**Task**
Retype the data that follows line by line, exactly, and leave its pictures out.

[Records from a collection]
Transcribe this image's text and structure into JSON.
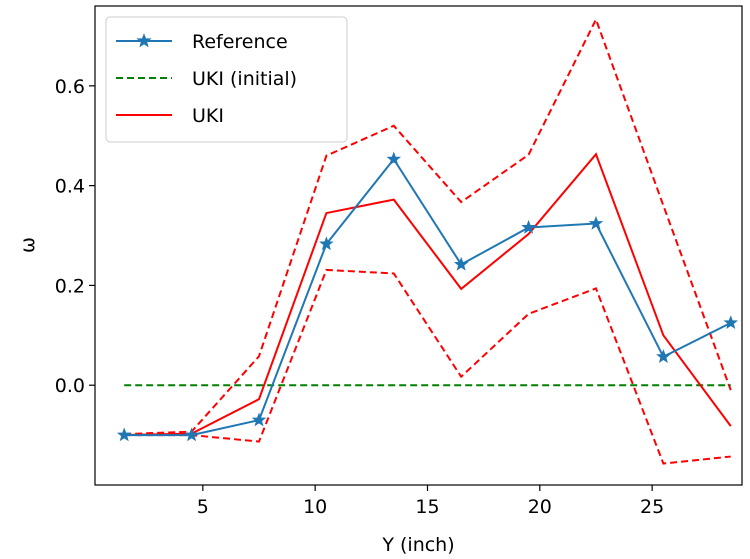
{
  "chart_data": {
    "type": "line",
    "xlabel": "Y (inch)",
    "ylabel": "ω",
    "xlim": [
      0.2,
      29.0
    ],
    "ylim": [
      -0.2,
      0.76
    ],
    "xticks": [
      5,
      10,
      15,
      20,
      25
    ],
    "yticks": [
      0.0,
      0.2,
      0.4,
      0.6
    ],
    "xtick_labels": [
      "5",
      "10",
      "15",
      "20",
      "25"
    ],
    "ytick_labels": [
      "0.0",
      "0.2",
      "0.4",
      "0.6"
    ],
    "grid": false,
    "legend_position": "top-left",
    "x": [
      1.5,
      4.5,
      7.5,
      10.5,
      13.5,
      16.5,
      19.5,
      22.5,
      25.5,
      28.5
    ],
    "series": [
      {
        "name": "Reference",
        "color": "#1f77b4",
        "style": "solid",
        "marker": "star",
        "values": [
          -0.1,
          -0.1,
          -0.07,
          0.283,
          0.453,
          0.242,
          0.316,
          0.324,
          0.057,
          0.125
        ]
      },
      {
        "name": "UKI (initial)",
        "color": "#008000",
        "style": "dashed",
        "values": [
          0.0,
          0.0,
          0.0,
          0.0,
          0.0,
          0.0,
          0.0,
          0.0,
          0.0,
          0.0
        ]
      },
      {
        "name": "UKI",
        "color": "#ff0000",
        "style": "solid",
        "values": [
          -0.1,
          -0.097,
          -0.028,
          0.345,
          0.372,
          0.193,
          0.303,
          0.463,
          0.1,
          -0.082
        ]
      }
    ],
    "bands": [
      {
        "color": "#ff0000",
        "style": "dashed",
        "upper": [
          -0.098,
          -0.093,
          0.058,
          0.46,
          0.52,
          0.367,
          0.462,
          0.733,
          0.36,
          -0.01
        ],
        "lower": [
          -0.1,
          -0.1,
          -0.113,
          0.231,
          0.224,
          0.017,
          0.143,
          0.194,
          -0.157,
          -0.143
        ]
      }
    ]
  }
}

**The answer**
Transcribe this image's text and structure into JSON.
{
  "chart_data": {
    "type": "line",
    "xlabel": "Y (inch)",
    "ylabel": "ω",
    "xlim": [
      0.2,
      29.0
    ],
    "ylim": [
      -0.2,
      0.76
    ],
    "xticks": [
      5,
      10,
      15,
      20,
      25
    ],
    "yticks": [
      0.0,
      0.2,
      0.4,
      0.6
    ],
    "xtick_labels": [
      "5",
      "10",
      "15",
      "20",
      "25"
    ],
    "ytick_labels": [
      "0.0",
      "0.2",
      "0.4",
      "0.6"
    ],
    "grid": false,
    "legend_position": "top-left",
    "x": [
      1.5,
      4.5,
      7.5,
      10.5,
      13.5,
      16.5,
      19.5,
      22.5,
      25.5,
      28.5
    ],
    "series": [
      {
        "name": "Reference",
        "color": "#1f77b4",
        "style": "solid",
        "marker": "star",
        "values": [
          -0.1,
          -0.1,
          -0.07,
          0.283,
          0.453,
          0.242,
          0.316,
          0.324,
          0.057,
          0.125
        ]
      },
      {
        "name": "UKI (initial)",
        "color": "#008000",
        "style": "dashed",
        "values": [
          0.0,
          0.0,
          0.0,
          0.0,
          0.0,
          0.0,
          0.0,
          0.0,
          0.0,
          0.0
        ]
      },
      {
        "name": "UKI",
        "color": "#ff0000",
        "style": "solid",
        "values": [
          -0.1,
          -0.097,
          -0.028,
          0.345,
          0.372,
          0.193,
          0.303,
          0.463,
          0.1,
          -0.082
        ]
      }
    ],
    "bands": [
      {
        "color": "#ff0000",
        "style": "dashed",
        "upper": [
          -0.098,
          -0.093,
          0.058,
          0.46,
          0.52,
          0.367,
          0.462,
          0.733,
          0.36,
          -0.01
        ],
        "lower": [
          -0.1,
          -0.1,
          -0.113,
          0.231,
          0.224,
          0.017,
          0.143,
          0.194,
          -0.157,
          -0.143
        ]
      }
    ]
  }
}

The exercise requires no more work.